» **MATERIAL PROVIDED**
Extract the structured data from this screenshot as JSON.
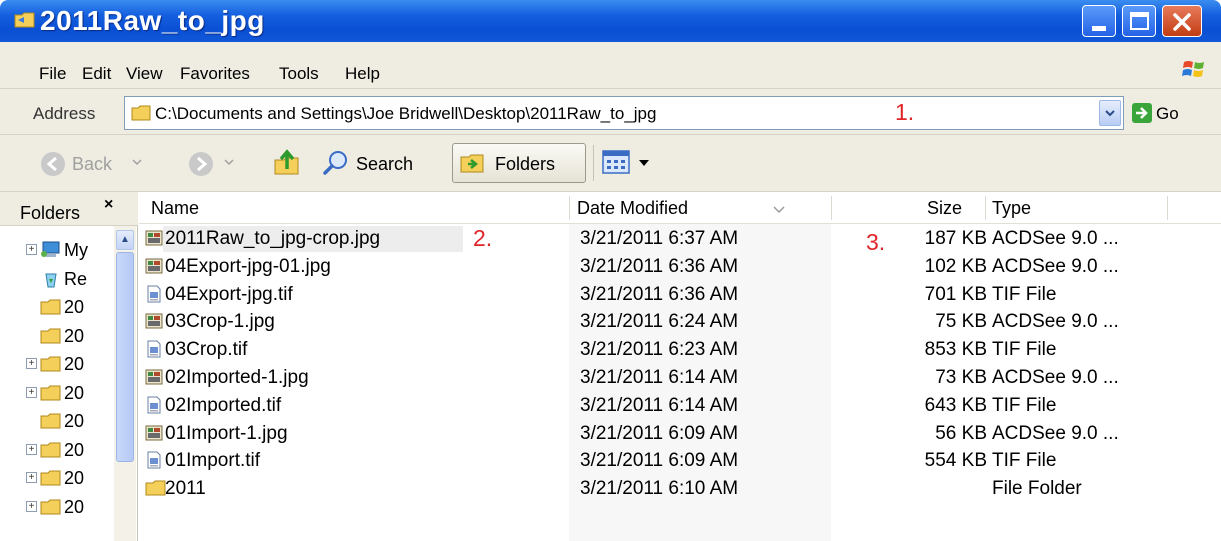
{
  "window": {
    "title": "2011Raw_to_jpg"
  },
  "menu": {
    "items": [
      "File",
      "Edit",
      "View",
      "Favorites",
      "Tools",
      "Help"
    ]
  },
  "address": {
    "label": "Address",
    "value": "C:\\Documents and Settings\\Joe Bridwell\\Desktop\\2011Raw_to_jpg",
    "go_label": "Go"
  },
  "annotations": {
    "a1": "1.",
    "a2": "2.",
    "a3": "3."
  },
  "toolbar": {
    "back_label": "Back",
    "search_label": "Search",
    "folders_label": "Folders"
  },
  "folders_pane": {
    "title": "Folders",
    "close": "×",
    "tree": [
      {
        "label": "My",
        "icon": "my-computer-icon",
        "expander": true
      },
      {
        "label": "Re",
        "icon": "recycle-bin-icon",
        "expander": false
      },
      {
        "label": "20",
        "icon": "folder-icon",
        "expander": false
      },
      {
        "label": "20",
        "icon": "folder-icon",
        "expander": false
      },
      {
        "label": "20",
        "icon": "folder-icon",
        "expander": true
      },
      {
        "label": "20",
        "icon": "folder-icon",
        "expander": true
      },
      {
        "label": "20",
        "icon": "folder-icon",
        "expander": false
      },
      {
        "label": "20",
        "icon": "folder-icon",
        "expander": true
      },
      {
        "label": "20",
        "icon": "folder-icon",
        "expander": true
      },
      {
        "label": "20",
        "icon": "folder-icon",
        "expander": true
      }
    ]
  },
  "columns": {
    "name": "Name",
    "date": "Date Modified",
    "size": "Size",
    "type": "Type"
  },
  "files": [
    {
      "name": "2011Raw_to_jpg-crop.jpg",
      "date": "3/21/2011 6:37 AM",
      "size": "187 KB",
      "type": "ACDSee 9.0 ...",
      "icon": "jpg-file-icon"
    },
    {
      "name": "04Export-jpg-01.jpg",
      "date": "3/21/2011 6:36 AM",
      "size": "102 KB",
      "type": "ACDSee 9.0 ...",
      "icon": "jpg-file-icon"
    },
    {
      "name": "04Export-jpg.tif",
      "date": "3/21/2011 6:36 AM",
      "size": "701 KB",
      "type": "TIF File",
      "icon": "tif-file-icon"
    },
    {
      "name": "03Crop-1.jpg",
      "date": "3/21/2011 6:24 AM",
      "size": "75 KB",
      "type": "ACDSee 9.0 ...",
      "icon": "jpg-file-icon"
    },
    {
      "name": "03Crop.tif",
      "date": "3/21/2011 6:23 AM",
      "size": "853 KB",
      "type": "TIF File",
      "icon": "tif-file-icon"
    },
    {
      "name": "02Imported-1.jpg",
      "date": "3/21/2011 6:14 AM",
      "size": "73 KB",
      "type": "ACDSee 9.0 ...",
      "icon": "jpg-file-icon"
    },
    {
      "name": "02Imported.tif",
      "date": "3/21/2011 6:14 AM",
      "size": "643 KB",
      "type": "TIF File",
      "icon": "tif-file-icon"
    },
    {
      "name": "01Import-1.jpg",
      "date": "3/21/2011 6:09 AM",
      "size": "56 KB",
      "type": "ACDSee 9.0 ...",
      "icon": "jpg-file-icon"
    },
    {
      "name": "01Import.tif",
      "date": "3/21/2011 6:09 AM",
      "size": "554 KB",
      "type": "TIF File",
      "icon": "tif-file-icon"
    },
    {
      "name": "2011",
      "date": "3/21/2011 6:10 AM",
      "size": "",
      "type": "File Folder",
      "icon": "folder-icon"
    }
  ],
  "colors": {
    "titlebar": "#0a4fd4",
    "chrome": "#efede2",
    "annotation": "#e0242a"
  }
}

» **BRIEF**
Copy the records word for word, leaving no picture in the copy.

» **ANSWER TO THIS TASK**
Extract the structured data from this screenshot as JSON.
{
  "window": {
    "title": "2011Raw_to_jpg"
  },
  "menu": {
    "items": [
      "File",
      "Edit",
      "View",
      "Favorites",
      "Tools",
      "Help"
    ]
  },
  "address": {
    "label": "Address",
    "value": "C:\\Documents and Settings\\Joe Bridwell\\Desktop\\2011Raw_to_jpg",
    "go_label": "Go"
  },
  "annotations": {
    "a1": "1.",
    "a2": "2.",
    "a3": "3."
  },
  "toolbar": {
    "back_label": "Back",
    "search_label": "Search",
    "folders_label": "Folders"
  },
  "folders_pane": {
    "title": "Folders",
    "close": "×",
    "tree": [
      {
        "label": "My",
        "icon": "my-computer-icon",
        "expander": true
      },
      {
        "label": "Re",
        "icon": "recycle-bin-icon",
        "expander": false
      },
      {
        "label": "20",
        "icon": "folder-icon",
        "expander": false
      },
      {
        "label": "20",
        "icon": "folder-icon",
        "expander": false
      },
      {
        "label": "20",
        "icon": "folder-icon",
        "expander": true
      },
      {
        "label": "20",
        "icon": "folder-icon",
        "expander": true
      },
      {
        "label": "20",
        "icon": "folder-icon",
        "expander": false
      },
      {
        "label": "20",
        "icon": "folder-icon",
        "expander": true
      },
      {
        "label": "20",
        "icon": "folder-icon",
        "expander": true
      },
      {
        "label": "20",
        "icon": "folder-icon",
        "expander": true
      }
    ]
  },
  "columns": {
    "name": "Name",
    "date": "Date Modified",
    "size": "Size",
    "type": "Type"
  },
  "files": [
    {
      "name": "2011Raw_to_jpg-crop.jpg",
      "date": "3/21/2011 6:37 AM",
      "size": "187 KB",
      "type": "ACDSee 9.0 ...",
      "icon": "jpg-file-icon"
    },
    {
      "name": "04Export-jpg-01.jpg",
      "date": "3/21/2011 6:36 AM",
      "size": "102 KB",
      "type": "ACDSee 9.0 ...",
      "icon": "jpg-file-icon"
    },
    {
      "name": "04Export-jpg.tif",
      "date": "3/21/2011 6:36 AM",
      "size": "701 KB",
      "type": "TIF File",
      "icon": "tif-file-icon"
    },
    {
      "name": "03Crop-1.jpg",
      "date": "3/21/2011 6:24 AM",
      "size": "75 KB",
      "type": "ACDSee 9.0 ...",
      "icon": "jpg-file-icon"
    },
    {
      "name": "03Crop.tif",
      "date": "3/21/2011 6:23 AM",
      "size": "853 KB",
      "type": "TIF File",
      "icon": "tif-file-icon"
    },
    {
      "name": "02Imported-1.jpg",
      "date": "3/21/2011 6:14 AM",
      "size": "73 KB",
      "type": "ACDSee 9.0 ...",
      "icon": "jpg-file-icon"
    },
    {
      "name": "02Imported.tif",
      "date": "3/21/2011 6:14 AM",
      "size": "643 KB",
      "type": "TIF File",
      "icon": "tif-file-icon"
    },
    {
      "name": "01Import-1.jpg",
      "date": "3/21/2011 6:09 AM",
      "size": "56 KB",
      "type": "ACDSee 9.0 ...",
      "icon": "jpg-file-icon"
    },
    {
      "name": "01Import.tif",
      "date": "3/21/2011 6:09 AM",
      "size": "554 KB",
      "type": "TIF File",
      "icon": "tif-file-icon"
    },
    {
      "name": "2011",
      "date": "3/21/2011 6:10 AM",
      "size": "",
      "type": "File Folder",
      "icon": "folder-icon"
    }
  ],
  "colors": {
    "titlebar": "#0a4fd4",
    "chrome": "#efede2",
    "annotation": "#e0242a"
  }
}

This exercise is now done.